== Quoted text ==
We sat down to watch a Blu-ray on the PlayStation 3 and the disc went in, spun a bit, made a single clunking noise similar to eject and it never showed up. I remembered that I tried a game a couple weeks before and that it didn’t spin up as well and at the time I assumed the disc wasn’t reading due to possible scratches. This was the PS3 I had just brought back from the dead and I think it had been reading discs in the vertical orientation but I had since moved it horizontally.
I suspected something was interfering with the drive spinning up since I had replaced the laser fairly recently before the HDMI went bad. So I opened the PS3 and took apart the Blu-ray drive. I reassembled it enough to test, just no cover on the Blu-ray drive and what do you know, it spun up just fine and read the disc just fine. I put the cover on and it stopped reading discs. I found that just having the disc driver cover slightly lifted was all it needed. I’m not entirely sure why the cover would be interfering, but I lightly bent the cover, nothing you’d hardly even notice and then didn’t screw the top middle screw all the way in and voila. I would have liked to figure out what the cover was hitting, probably the magnet, but it works and that’s good enough for me.
===
== Data rows ==
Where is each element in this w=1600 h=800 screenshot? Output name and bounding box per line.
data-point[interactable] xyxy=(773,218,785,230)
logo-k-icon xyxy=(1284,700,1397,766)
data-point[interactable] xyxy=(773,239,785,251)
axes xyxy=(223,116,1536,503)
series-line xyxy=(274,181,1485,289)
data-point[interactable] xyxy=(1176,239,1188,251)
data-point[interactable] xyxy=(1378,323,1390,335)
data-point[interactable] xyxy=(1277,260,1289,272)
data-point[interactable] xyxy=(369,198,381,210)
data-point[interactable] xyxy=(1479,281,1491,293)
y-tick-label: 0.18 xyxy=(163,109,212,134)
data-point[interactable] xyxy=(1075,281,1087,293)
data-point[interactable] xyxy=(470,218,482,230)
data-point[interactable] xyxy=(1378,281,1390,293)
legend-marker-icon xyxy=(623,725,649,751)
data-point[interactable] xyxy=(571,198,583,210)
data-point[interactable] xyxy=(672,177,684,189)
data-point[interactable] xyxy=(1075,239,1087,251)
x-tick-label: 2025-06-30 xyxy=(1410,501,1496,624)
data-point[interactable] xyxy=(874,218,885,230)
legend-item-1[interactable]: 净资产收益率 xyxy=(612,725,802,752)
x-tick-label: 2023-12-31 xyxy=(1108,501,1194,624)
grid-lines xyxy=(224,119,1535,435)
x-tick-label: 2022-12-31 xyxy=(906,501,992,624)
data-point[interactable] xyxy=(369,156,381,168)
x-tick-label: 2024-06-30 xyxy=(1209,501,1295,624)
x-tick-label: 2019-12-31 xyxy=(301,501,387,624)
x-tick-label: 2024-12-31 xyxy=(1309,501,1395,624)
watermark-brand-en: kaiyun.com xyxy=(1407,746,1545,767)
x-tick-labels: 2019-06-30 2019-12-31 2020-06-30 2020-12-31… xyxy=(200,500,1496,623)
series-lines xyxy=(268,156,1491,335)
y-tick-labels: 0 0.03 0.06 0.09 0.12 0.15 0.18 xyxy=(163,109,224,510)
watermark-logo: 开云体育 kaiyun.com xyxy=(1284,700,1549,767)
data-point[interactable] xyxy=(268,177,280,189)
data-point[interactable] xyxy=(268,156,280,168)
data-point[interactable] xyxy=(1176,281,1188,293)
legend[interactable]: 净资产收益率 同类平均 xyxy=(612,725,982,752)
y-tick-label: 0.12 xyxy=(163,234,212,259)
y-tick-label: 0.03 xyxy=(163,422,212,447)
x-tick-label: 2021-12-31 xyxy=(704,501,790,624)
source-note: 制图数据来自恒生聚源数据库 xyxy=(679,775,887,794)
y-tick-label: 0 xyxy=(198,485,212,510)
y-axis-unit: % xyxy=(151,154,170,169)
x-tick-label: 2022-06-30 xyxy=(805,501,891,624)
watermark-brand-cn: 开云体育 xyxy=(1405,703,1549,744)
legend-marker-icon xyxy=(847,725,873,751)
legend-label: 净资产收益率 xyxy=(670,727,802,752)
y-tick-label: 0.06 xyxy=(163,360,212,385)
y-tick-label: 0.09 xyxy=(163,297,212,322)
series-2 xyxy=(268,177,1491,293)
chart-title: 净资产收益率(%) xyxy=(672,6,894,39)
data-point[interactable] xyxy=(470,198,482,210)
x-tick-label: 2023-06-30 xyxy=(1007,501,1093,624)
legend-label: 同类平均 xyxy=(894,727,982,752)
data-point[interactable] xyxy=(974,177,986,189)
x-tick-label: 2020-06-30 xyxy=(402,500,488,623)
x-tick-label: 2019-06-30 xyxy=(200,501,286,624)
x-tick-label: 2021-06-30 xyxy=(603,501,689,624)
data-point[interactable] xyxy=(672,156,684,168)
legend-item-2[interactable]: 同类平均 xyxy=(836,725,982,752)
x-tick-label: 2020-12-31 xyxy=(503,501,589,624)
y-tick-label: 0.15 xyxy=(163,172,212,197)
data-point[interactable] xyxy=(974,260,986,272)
===
Print the account of the PlayStation 3 Blu-ray drive repair above, in full and with no change to its wording.

§ **The solution**:
We sat down to watch a Blu-ray on the PlayStation 3 and the disc went in, spun a bit, made a single clunking noise similar to eject and it never showed up. I remembered that I tried a game a couple weeks before and that it didn’t spin up as well and at the time I assumed the disc wasn’t reading due to possible scratches. This was the PS3 I had just brought back from the dead and I think it had been reading discs in the vertical orientation but I had since moved it horizontally.
I suspected something was interfering with the drive spinning up since I had replaced the laser fairly recently before the HDMI went bad. So I opened the PS3 and took apart the Blu-ray drive. I reassembled it enough to test, just no cover on the Blu-ray drive and what do you know, it spun up just fine and read the disc just fine. I put the cover on and it stopped reading discs. I found that just having the disc driver cover slightly lifted was all it needed. I’m not entirely sure why the cover would be interfering, but I lightly bent the cover, nothing you’d hardly even notice and then didn’t screw the top middle screw all the way in and voila. I would have liked to figure out what the cover was hitting, probably the magnet, but it works and that’s good enough for me.